-- Start Given entries --
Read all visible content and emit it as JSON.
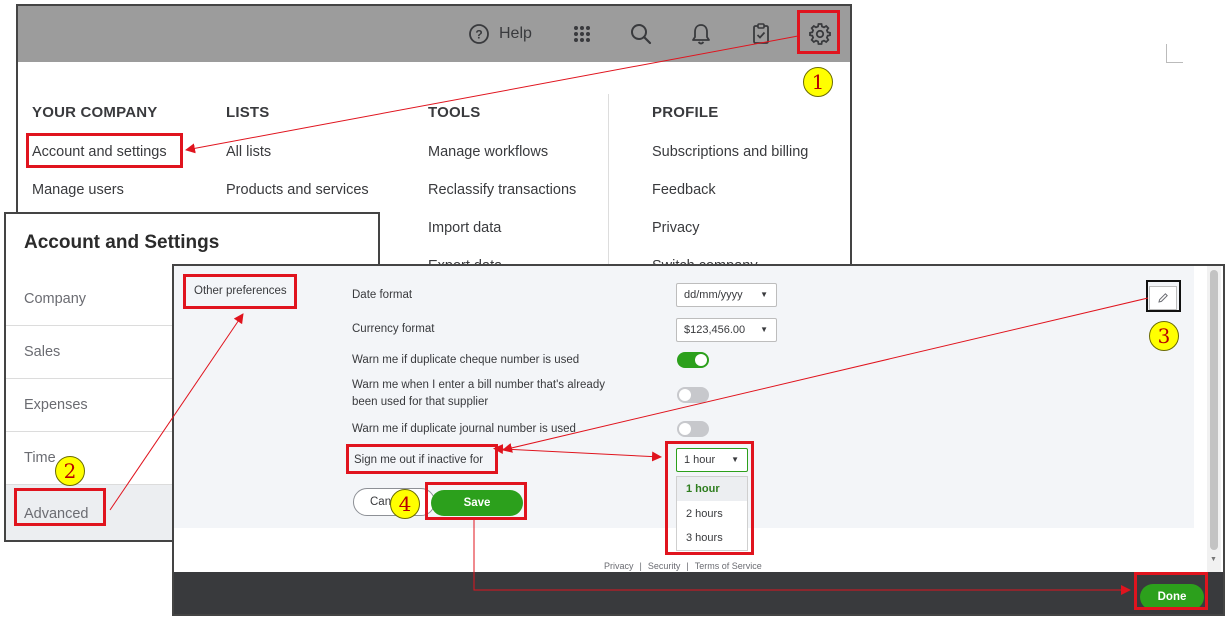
{
  "topbar": {
    "help_label": "Help",
    "icons": [
      "help-icon",
      "apps-grid-icon",
      "search-icon",
      "bell-icon",
      "clipboard-check-icon",
      "gear-icon"
    ]
  },
  "menu": {
    "columns": [
      {
        "header": "YOUR COMPANY",
        "items": [
          "Account and settings",
          "Manage users"
        ]
      },
      {
        "header": "LISTS",
        "items": [
          "All lists",
          "Products and services"
        ]
      },
      {
        "header": "TOOLS",
        "items": [
          "Manage workflows",
          "Reclassify transactions",
          "Import data",
          "Export data"
        ]
      },
      {
        "header": "PROFILE",
        "items": [
          "Subscriptions and billing",
          "Feedback",
          "Privacy",
          "Switch company"
        ]
      }
    ]
  },
  "nav": {
    "title": "Account and Settings",
    "items": [
      "Company",
      "Sales",
      "Expenses",
      "Time",
      "Advanced"
    ],
    "selected": "Advanced"
  },
  "advanced": {
    "section_label": "Other preferences",
    "date_format_label": "Date format",
    "date_format_value": "dd/mm/yyyy",
    "currency_format_label": "Currency format",
    "currency_format_value": "$123,456.00",
    "dup_cheque_label": "Warn me if duplicate cheque number is used",
    "dup_cheque_on": true,
    "dup_bill_label_1": "Warn me when I enter a bill number that's already",
    "dup_bill_label_2": "been used for that supplier",
    "dup_bill_on": false,
    "dup_journal_label": "Warn me if duplicate journal number is used",
    "dup_journal_on": false,
    "signout_label": "Sign me out if inactive for",
    "signout_value": "1 hour",
    "signout_options": [
      "1 hour",
      "2 hours",
      "3 hours"
    ],
    "cancel_label": "Cancel",
    "cancel_visible": "Can",
    "save_label": "Save",
    "footer_links": [
      "Privacy",
      "Security",
      "Terms of Service"
    ],
    "footer_sep": "|",
    "done_label": "Done"
  },
  "annotations": {
    "steps": [
      "1",
      "2",
      "3",
      "4"
    ]
  },
  "colors": {
    "topbar_bg": "#9c9c9c",
    "accent_green": "#2ca01c",
    "annotation_red": "#e0141e",
    "step_yellow": "#ffff00",
    "footer_dark": "#393a3d"
  }
}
-- End Given entries --
Every line above should be returned exactly; the pictures stay out.

Read all visible content and emit it as JSON.
{
  "topbar": {
    "help_label": "Help",
    "icons": [
      "help-icon",
      "apps-grid-icon",
      "search-icon",
      "bell-icon",
      "clipboard-check-icon",
      "gear-icon"
    ]
  },
  "menu": {
    "columns": [
      {
        "header": "YOUR COMPANY",
        "items": [
          "Account and settings",
          "Manage users"
        ]
      },
      {
        "header": "LISTS",
        "items": [
          "All lists",
          "Products and services"
        ]
      },
      {
        "header": "TOOLS",
        "items": [
          "Manage workflows",
          "Reclassify transactions",
          "Import data",
          "Export data"
        ]
      },
      {
        "header": "PROFILE",
        "items": [
          "Subscriptions and billing",
          "Feedback",
          "Privacy",
          "Switch company"
        ]
      }
    ]
  },
  "nav": {
    "title": "Account and Settings",
    "items": [
      "Company",
      "Sales",
      "Expenses",
      "Time",
      "Advanced"
    ],
    "selected": "Advanced"
  },
  "advanced": {
    "section_label": "Other preferences",
    "date_format_label": "Date format",
    "date_format_value": "dd/mm/yyyy",
    "currency_format_label": "Currency format",
    "currency_format_value": "$123,456.00",
    "dup_cheque_label": "Warn me if duplicate cheque number is used",
    "dup_cheque_on": true,
    "dup_bill_label_1": "Warn me when I enter a bill number that's already",
    "dup_bill_label_2": "been used for that supplier",
    "dup_bill_on": false,
    "dup_journal_label": "Warn me if duplicate journal number is used",
    "dup_journal_on": false,
    "signout_label": "Sign me out if inactive for",
    "signout_value": "1 hour",
    "signout_options": [
      "1 hour",
      "2 hours",
      "3 hours"
    ],
    "cancel_label": "Cancel",
    "cancel_visible": "Can",
    "save_label": "Save",
    "footer_links": [
      "Privacy",
      "Security",
      "Terms of Service"
    ],
    "footer_sep": "|",
    "done_label": "Done"
  },
  "annotations": {
    "steps": [
      "1",
      "2",
      "3",
      "4"
    ]
  },
  "colors": {
    "topbar_bg": "#9c9c9c",
    "accent_green": "#2ca01c",
    "annotation_red": "#e0141e",
    "step_yellow": "#ffff00",
    "footer_dark": "#393a3d"
  }
}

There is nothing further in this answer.